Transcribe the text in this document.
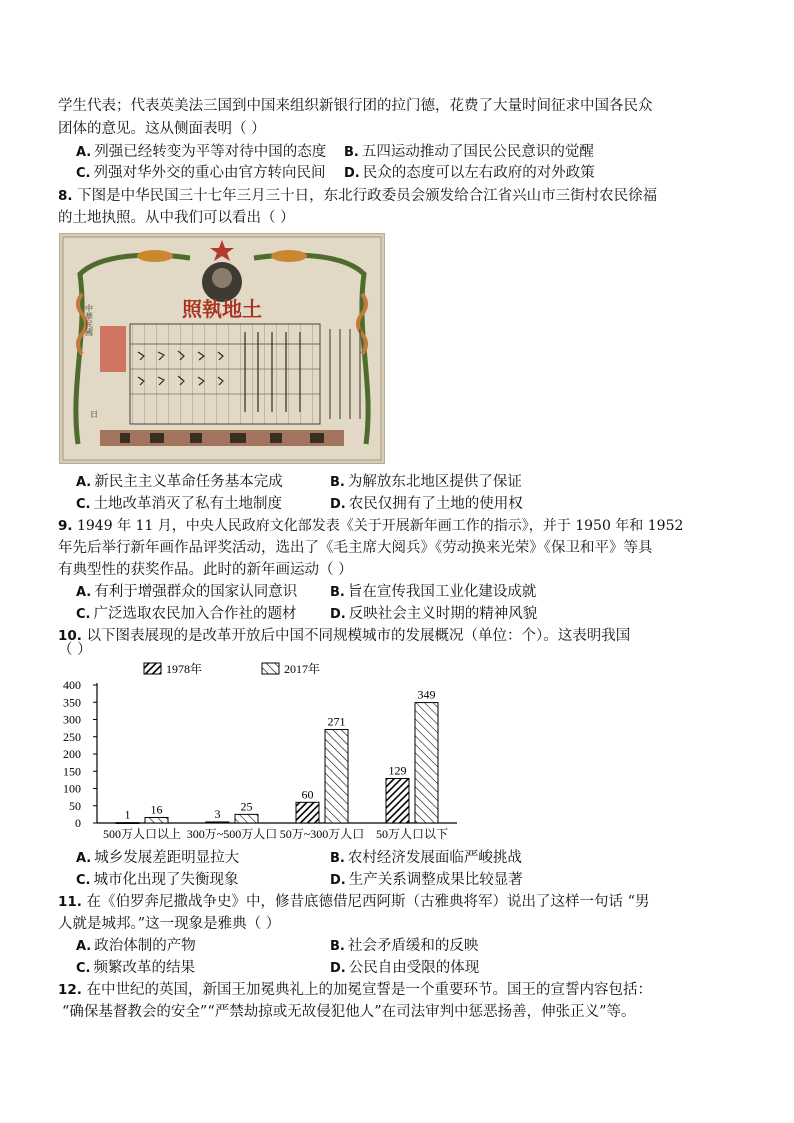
学生代表；代表英美法三国到中国来组织新银行团的拉门德，花费了大量时间征求中国各民众
团体的意见。这从侧面表明（ ）
A. 列强已经转变为平等对待中国的态度 B. 五四运动推动了国民公民意识的觉醒
C. 列强对华外交的重心由官方转向民间 D. 民众的态度可以左右政府的对外政策
8. 下图是中华民国三十七年三月三十日，东北行政委员会颁发给合江省兴山市三街村农民徐福
的土地执照。从中我们可以看出（ ）
照執地土
中華民國
日
A. 新民主主义革命任务基本完成	B. 为解放东北地区提供了保证
C. 土地改革消灭了私有土地制度	D. 农民仅拥有了土地的使用权
9. 1949 年 11 月，中央人民政府文化部发表《关于开展新年画工作的指示》，并于 1950 年和 1952
年先后举行新年画作品评奖活动，选出了《毛主席大阅兵》《劳动换来光荣》《保卫和平》等具
有典型性的获奖作品。此时的新年画运动（ ）
A. 有利于增强群众的国家认同意识	B. 旨在宣传我国工业化建设成就
C. 广泛选取农民加入合作社的题材	D. 反映社会主义时期的精神风貌
10. 以下图表展现的是改革开放后中国不同规模城市的发展概况（单位：个）。这表明我国
（ ）
0
50
100
150
200
250
300
350
400
1978年	2017年
1 16
500万人口以上
3
25
300万~500万人口
60
271
50万~300万人口
129
349
50万人口以下
A. 城乡发展差距明显拉大	B. 农村经济发展面临严峻挑战
C. 城市化出现了失衡现象	D. 生产关系调整成果比较显著
11. 在《伯罗奔尼撒战争史》中，修昔底德借尼西阿斯（古雅典将军）说出了这样一句话 “男
人就是城邦。”这一现象是雅典（ ）
A. 政治体制的产物	B. 社会矛盾缓和的反映
C. 频繁改革的结果	D. 公民自由受限的体现
12. 在中世纪的英国，新国王加冕典礼上的加冕宣誓是一个重要环节。国王的宣誓内容包括：
“确保基督教会的安全”“严禁劫掠或无故侵犯他人”在司法审判中惩恶扬善，伸张正义”等。
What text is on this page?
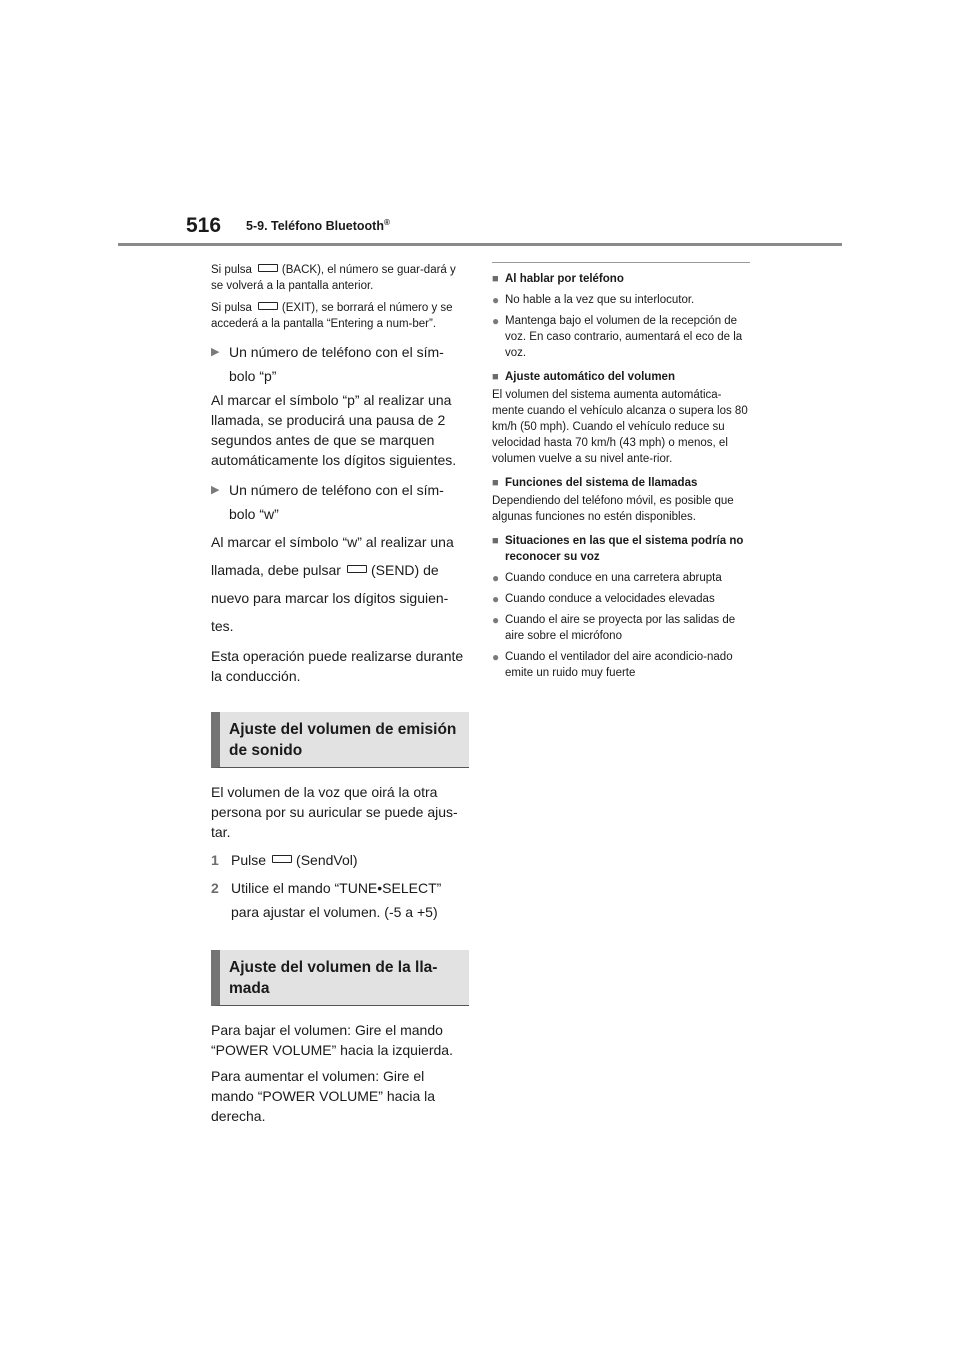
516 5-9. Teléfono Bluetooth®

Si pulsa	(BACK), el número se guar-dará y se volverá a la pantalla anterior.

Si pulsa	(EXIT), se borrará el número y se accederá a la pantalla “Entering a num-ber”.

▶ Un número de teléfono con el sím-bolo “p”

Al marcar el símbolo “p” al realizar una llamada, se producirá una pausa de 2 segundos antes de que se marquen automáticamente los dígitos siguientes.

▶ Un número de teléfono con el sím-bolo “w”

Al marcar el símbolo “w” al realizar una llamada, debe pulsar (SEND) de nuevo para marcar los dígitos siguien-tes.

Esta operación puede realizarse durante la conducción.

Ajuste del volumen de emisión de sonido

El volumen de la voz que oirá la otra persona por su auricular se puede ajus-tar.

1 Pulse (SendVol)
2 Utilice el mando “TUNE•SELECT” para ajustar el volumen. (-5 a +5)
Ajuste del volumen de la lla-mada

Para bajar el volumen: Gire el mando “POWER VOLUME” hacia la izquierda.

Para aumentar el volumen: Gire el mando “POWER VOLUME” hacia la derecha.

■ Al hablar por teléfono
● No hable a la vez que su interlocutor.
● Mantenga bajo el volumen de la recepción de voz. En caso contrario, aumentará el eco de la voz.
■ Ajuste automático del volumen

El volumen del sistema aumenta automática-mente cuando el vehículo alcanza o supera los 80 km/h (50 mph). Cuando el vehículo reduce su velocidad hasta 70 km/h (43 mph) o menos, el volumen vuelve a su nivel ante-rior.

■ Funciones del sistema de llamadas

Dependiendo del teléfono móvil, es posible que algunas funciones no estén disponibles.

■ Situaciones en las que el sistema podría no reconocer su voz
● Cuando conduce en una carretera abrupta
● Cuando conduce a velocidades elevadas
● Cuando el aire se proyecta por las salidas de aire sobre el micrófono
● Cuando el ventilador del aire acondicio-nado emite un ruido muy fuerte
════
> The request
Using the listing, collect all lines in which the string "aire" is found.

> Solution for this exercise
● Cuando el aire se proyecta por las salidas de aire sobre el micrófono
● Cuando el ventilador del aire acondicio-nado emite un ruido muy fuerte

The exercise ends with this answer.